Aim: Identify and pull out each line of the entries in which "Monthly" occurs.

Entries from a visual dataset:

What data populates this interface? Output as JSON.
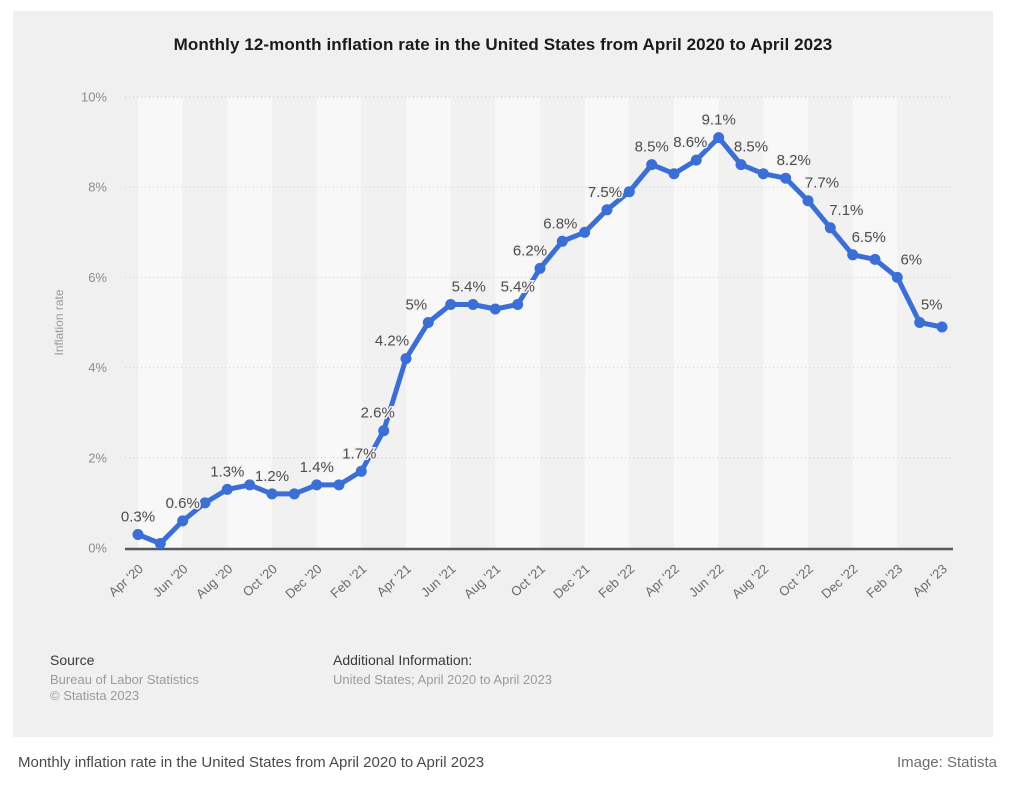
{
  "header": {
    "title": "Monthly 12-month inflation rate in the United States from April 2020 to April 2023"
  },
  "chart_data": {
    "type": "line",
    "title": "Monthly 12-month inflation rate in the United States from April 2020 to April 2023",
    "xlabel": "",
    "ylabel": "Inflation rate",
    "ylim": [
      0,
      10
    ],
    "ytick_step": 2,
    "ytick_suffix": "%",
    "grid": "horizontal-dotted",
    "legend": "none",
    "background_stripes": true,
    "colors": {
      "line": "#3b6fd6",
      "stripe_light": "#f8f8f8",
      "stripe_dark": "#f1f1f1",
      "gridline": "#c9c9c9",
      "axis_line": "#58595b",
      "tick_label": "#8c8c8c",
      "x_tick_label": "#6b6b6b",
      "data_label": "#4d4d4d"
    },
    "x": [
      "Apr '20",
      "May '20",
      "Jun '20",
      "Jul '20",
      "Aug '20",
      "Sep '20",
      "Oct '20",
      "Nov '20",
      "Dec '20",
      "Jan '21",
      "Feb '21",
      "Mar '21",
      "Apr '21",
      "May '21",
      "Jun '21",
      "Jul '21",
      "Aug '21",
      "Sep '21",
      "Oct '21",
      "Nov '21",
      "Dec '21",
      "Jan '22",
      "Feb '22",
      "Mar '22",
      "Apr '22",
      "May '22",
      "Jun '22",
      "Jul '22",
      "Aug '22",
      "Sep '22",
      "Oct '22",
      "Nov '22",
      "Dec '22",
      "Jan '23",
      "Feb '23",
      "Mar '23",
      "Apr '23"
    ],
    "x_tick_every": 2,
    "values": [
      0.3,
      0.1,
      0.6,
      1.0,
      1.3,
      1.4,
      1.2,
      1.2,
      1.4,
      1.4,
      1.7,
      2.6,
      4.2,
      5.0,
      5.4,
      5.4,
      5.3,
      5.4,
      6.2,
      6.8,
      7.0,
      7.5,
      7.9,
      8.5,
      8.3,
      8.6,
      9.1,
      8.5,
      8.3,
      8.2,
      7.7,
      7.1,
      6.5,
      6.4,
      6.0,
      5.0,
      4.9
    ],
    "point_labels": [
      {
        "index": 0,
        "text": "0.3%",
        "dx": 0
      },
      {
        "index": 2,
        "text": "0.6%",
        "dx": 0
      },
      {
        "index": 4,
        "text": "1.3%",
        "dx": 0
      },
      {
        "index": 6,
        "text": "1.2%",
        "dx": 0
      },
      {
        "index": 8,
        "text": "1.4%",
        "dx": 0
      },
      {
        "index": 10,
        "text": "1.7%",
        "dx": -2
      },
      {
        "index": 11,
        "text": "2.6%",
        "dx": -6
      },
      {
        "index": 12,
        "text": "4.2%",
        "dx": -14
      },
      {
        "index": 13,
        "text": "5%",
        "dx": -12
      },
      {
        "index": 14,
        "text": "5.4%",
        "dx": 18
      },
      {
        "index": 17,
        "text": "5.4%",
        "dx": 0
      },
      {
        "index": 18,
        "text": "6.2%",
        "dx": -10
      },
      {
        "index": 19,
        "text": "6.8%",
        "dx": -2
      },
      {
        "index": 21,
        "text": "7.5%",
        "dx": -2
      },
      {
        "index": 23,
        "text": "8.5%",
        "dx": 0
      },
      {
        "index": 25,
        "text": "8.6%",
        "dx": -6
      },
      {
        "index": 26,
        "text": "9.1%",
        "dx": 0
      },
      {
        "index": 27,
        "text": "8.5%",
        "dx": 10
      },
      {
        "index": 29,
        "text": "8.2%",
        "dx": 8
      },
      {
        "index": 30,
        "text": "7.7%",
        "dx": 14
      },
      {
        "index": 31,
        "text": "7.1%",
        "dx": 16
      },
      {
        "index": 32,
        "text": "6.5%",
        "dx": 16
      },
      {
        "index": 34,
        "text": "6%",
        "dx": 14
      },
      {
        "index": 35,
        "text": "5%",
        "dx": 12
      }
    ]
  },
  "footer": {
    "source_heading": "Source",
    "source_line1": "Bureau of Labor Statistics",
    "source_line2": "© Statista 2023",
    "additional_heading": "Additional Information:",
    "additional_line1": "United States; April 2020 to April 2023"
  },
  "caption": {
    "text": "Monthly inflation rate in the United States from April 2020 to April 2023",
    "credit": "Image: Statista"
  }
}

Full answer:
    "title": "Monthly 12-month inflation rate in the United States from April 2020 to April 2023"
    "title": "Monthly 12-month inflation rate in the United States from April 2020 to April 2023",
    "text": "Monthly inflation rate in the United States from April 2020 to April 2023",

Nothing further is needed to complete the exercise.